Job:
Lay out every line of the data below as a numbered list, leaving out any blank lines.

Region and label listings
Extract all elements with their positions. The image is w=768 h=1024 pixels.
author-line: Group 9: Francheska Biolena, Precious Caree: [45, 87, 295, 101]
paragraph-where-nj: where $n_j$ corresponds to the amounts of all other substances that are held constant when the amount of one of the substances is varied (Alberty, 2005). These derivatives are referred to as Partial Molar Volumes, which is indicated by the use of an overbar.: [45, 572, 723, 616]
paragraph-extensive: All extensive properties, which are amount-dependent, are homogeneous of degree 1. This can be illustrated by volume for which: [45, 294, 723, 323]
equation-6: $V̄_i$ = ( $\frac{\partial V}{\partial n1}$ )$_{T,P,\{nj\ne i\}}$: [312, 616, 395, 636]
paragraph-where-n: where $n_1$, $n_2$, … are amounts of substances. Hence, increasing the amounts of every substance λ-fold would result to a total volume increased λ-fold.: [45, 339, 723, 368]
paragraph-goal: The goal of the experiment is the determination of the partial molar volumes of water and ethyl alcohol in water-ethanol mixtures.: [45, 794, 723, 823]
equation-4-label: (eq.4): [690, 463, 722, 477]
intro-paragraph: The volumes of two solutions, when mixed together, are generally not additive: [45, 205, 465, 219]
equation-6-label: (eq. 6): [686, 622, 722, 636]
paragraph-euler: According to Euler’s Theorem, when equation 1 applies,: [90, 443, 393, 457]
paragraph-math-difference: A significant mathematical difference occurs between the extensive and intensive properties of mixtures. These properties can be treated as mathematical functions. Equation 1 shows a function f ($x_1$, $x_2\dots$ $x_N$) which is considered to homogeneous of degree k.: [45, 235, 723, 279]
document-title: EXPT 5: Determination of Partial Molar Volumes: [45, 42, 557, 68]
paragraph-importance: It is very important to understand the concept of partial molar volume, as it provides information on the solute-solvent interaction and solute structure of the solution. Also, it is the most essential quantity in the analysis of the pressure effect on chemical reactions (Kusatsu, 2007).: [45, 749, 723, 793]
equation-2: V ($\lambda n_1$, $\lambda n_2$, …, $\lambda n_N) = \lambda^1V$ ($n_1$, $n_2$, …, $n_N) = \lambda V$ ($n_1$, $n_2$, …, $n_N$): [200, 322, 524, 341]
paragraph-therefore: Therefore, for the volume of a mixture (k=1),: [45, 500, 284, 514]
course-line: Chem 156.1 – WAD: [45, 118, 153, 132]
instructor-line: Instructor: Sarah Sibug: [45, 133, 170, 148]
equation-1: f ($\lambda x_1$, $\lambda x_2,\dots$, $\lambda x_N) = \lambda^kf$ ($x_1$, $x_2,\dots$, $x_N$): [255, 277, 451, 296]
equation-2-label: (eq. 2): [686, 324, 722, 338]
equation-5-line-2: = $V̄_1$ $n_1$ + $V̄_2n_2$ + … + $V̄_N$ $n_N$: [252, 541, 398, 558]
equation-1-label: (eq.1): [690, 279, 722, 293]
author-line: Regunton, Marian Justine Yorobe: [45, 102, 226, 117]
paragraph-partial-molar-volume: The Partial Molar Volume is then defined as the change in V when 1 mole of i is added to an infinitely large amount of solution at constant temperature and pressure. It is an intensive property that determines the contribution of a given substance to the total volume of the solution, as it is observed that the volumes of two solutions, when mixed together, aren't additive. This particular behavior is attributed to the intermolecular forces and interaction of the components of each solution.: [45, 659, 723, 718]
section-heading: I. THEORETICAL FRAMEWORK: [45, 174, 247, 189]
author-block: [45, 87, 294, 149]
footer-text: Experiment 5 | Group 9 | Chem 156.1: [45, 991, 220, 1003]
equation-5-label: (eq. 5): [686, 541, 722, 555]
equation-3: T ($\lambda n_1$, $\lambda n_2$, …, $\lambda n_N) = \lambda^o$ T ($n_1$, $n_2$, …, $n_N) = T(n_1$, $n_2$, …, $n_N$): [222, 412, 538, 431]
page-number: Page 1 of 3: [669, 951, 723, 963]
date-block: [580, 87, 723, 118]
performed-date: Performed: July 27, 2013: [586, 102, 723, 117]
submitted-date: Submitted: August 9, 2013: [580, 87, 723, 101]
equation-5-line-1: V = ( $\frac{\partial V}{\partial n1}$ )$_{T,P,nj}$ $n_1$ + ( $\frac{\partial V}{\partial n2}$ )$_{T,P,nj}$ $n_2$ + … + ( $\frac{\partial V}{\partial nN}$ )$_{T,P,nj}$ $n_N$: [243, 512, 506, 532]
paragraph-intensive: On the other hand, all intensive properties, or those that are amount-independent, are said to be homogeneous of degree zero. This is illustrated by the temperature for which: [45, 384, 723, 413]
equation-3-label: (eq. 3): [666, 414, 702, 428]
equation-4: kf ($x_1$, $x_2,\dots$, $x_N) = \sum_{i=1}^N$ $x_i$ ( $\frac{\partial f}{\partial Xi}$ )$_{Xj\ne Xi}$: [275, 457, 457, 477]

Solution to the exercise:
1. Extract all elements with their positions. The image is w=768 h=1024 pixels.
2. author-line: Group 9: Francheska Biolena, Precious Caree: [45, 87, 295, 101]
3. paragraph-where-nj: where $n_j$ corresponds to the amounts of all other substances that are held constant when the amount of one of the substances is varied (Alberty, 2005). These derivatives are referred to as Partial Molar Volumes, which is indicated by the use of an overbar.: [45, 572, 723, 616]
4. paragraph-extensive: All extensive properties, which are amount-dependent, are homogeneous of degree 1. This can be illustrated by volume for which: [45, 294, 723, 323]
5. equation-6: $V̄_i$ = ( $\frac{\partial V}{\partial n1}$ )$_{T,P,\{nj\ne i\}}$: [312, 616, 395, 636]
6. paragraph-where-n: where $n_1$, $n_2$, … are amounts of substances. Hence, increasing the amounts of every substance λ-fold would result to a total volume increased λ-fold.: [45, 339, 723, 368]
7. paragraph-goal: The goal of the experiment is the determination of the partial molar volumes of water and ethyl alcohol in water-ethanol mixtures.: [45, 794, 723, 823]
8. equation-4-label: (eq.4): [690, 463, 722, 477]
9. intro-paragraph: The volumes of two solutions, when mixed together, are generally not additive: [45, 205, 465, 219]
10. equation-6-label: (eq. 6): [686, 622, 722, 636]
11. paragraph-euler: According to Euler’s Theorem, when equation 1 applies,: [90, 443, 393, 457]
12. paragraph-math-difference: A significant mathematical difference occurs between the extensive and intensive properties of mixtures. These properties can be treated as mathematical functions. Equation 1 shows a function f ($x_1$, $x_2\dots$ $x_N$) which is considered to homogeneous of degree k.: [45, 235, 723, 279]
13. document-title: EXPT 5: Determination of Partial Molar Volumes: [45, 42, 557, 68]
14. paragraph-importance: It is very important to understand the concept of partial molar volume, as it provides information on the solute-solvent interaction and solute structure of the solution. Also, it is the most essential quantity in the analysis of the pressure effect on chemical reactions (Kusatsu, 2007).: [45, 749, 723, 793]
15. equation-2: V ($\lambda n_1$, $\lambda n_2$, …, $\lambda n_N) = \lambda^1V$ ($n_1$, $n_2$, …, $n_N) = \lambda V$ ($n_1$, $n_2$, …, $n_N$): [200, 322, 524, 341]
16. paragraph-therefore: Therefore, for the volume of a mixture (k=1),: [45, 500, 284, 514]
17. course-line: Chem 156.1 – WAD: [45, 118, 153, 132]
18. instructor-line: Instructor: Sarah Sibug: [45, 133, 170, 148]
19. equation-1: f ($\lambda x_1$, $\lambda x_2,\dots$, $\lambda x_N) = \lambda^kf$ ($x_1$, $x_2,\dots$, $x_N$): [255, 277, 451, 296]
20. equation-2-label: (eq. 2): [686, 324, 722, 338]
21. equation-5-line-2: = $V̄_1$ $n_1$ + $V̄_2n_2$ + … + $V̄_N$ $n_N$: [252, 541, 398, 558]
22. equation-1-label: (eq.1): [690, 279, 722, 293]
23. author-line: Regunton, Marian Justine Yorobe: [45, 102, 226, 117]
24. paragraph-partial-molar-volume: The Partial Molar Volume is then defined as the change in V when 1 mole of i is added to an infinitely large amount of solution at constant temperature and pressure. It is an intensive property that determines the contribution of a given substance to the total volume of the solution, as it is observed that the volumes of two solutions, when mixed together, aren't additive. This particular behavior is attributed to the intermolecular forces and interaction of the components of each solution.: [45, 659, 723, 718]
25. section-heading: I. THEORETICAL FRAMEWORK: [45, 174, 247, 189]
26. author-block: [45, 87, 294, 149]
27. footer-text: Experiment 5 | Group 9 | Chem 156.1: [45, 991, 220, 1003]
28. equation-5-label: (eq. 5): [686, 541, 722, 555]
29. equation-3: T ($\lambda n_1$, $\lambda n_2$, …, $\lambda n_N) = \lambda^o$ T ($n_1$, $n_2$, …, $n_N) = T(n_1$, $n_2$, …, $n_N$): [222, 412, 538, 431]
30. page-number: Page 1 of 3: [669, 951, 723, 963]
31. date-block: [580, 87, 723, 118]
32. performed-date: Performed: July 27, 2013: [586, 102, 723, 117]
33. submitted-date: Submitted: August 9, 2013: [580, 87, 723, 101]
34. equation-5-line-1: V = ( $\frac{\partial V}{\partial n1}$ )$_{T,P,nj}$ $n_1$ + ( $\frac{\partial V}{\partial n2}$ )$_{T,P,nj}$ $n_2$ + … + ( $\frac{\partial V}{\partial nN}$ )$_{T,P,nj}$ $n_N$: [243, 512, 506, 532]
35. paragraph-intensive: On the other hand, all intensive properties, or those that are amount-independent, are said to be homogeneous of degree zero. This is illustrated by the temperature for which: [45, 384, 723, 413]
36. equation-3-label: (eq. 3): [666, 414, 702, 428]
37. equation-4: kf ($x_1$, $x_2,\dots$, $x_N) = \sum_{i=1}^N$ $x_i$ ( $\frac{\partial f}{\partial Xi}$ )$_{Xj\ne Xi}$: [275, 457, 457, 477]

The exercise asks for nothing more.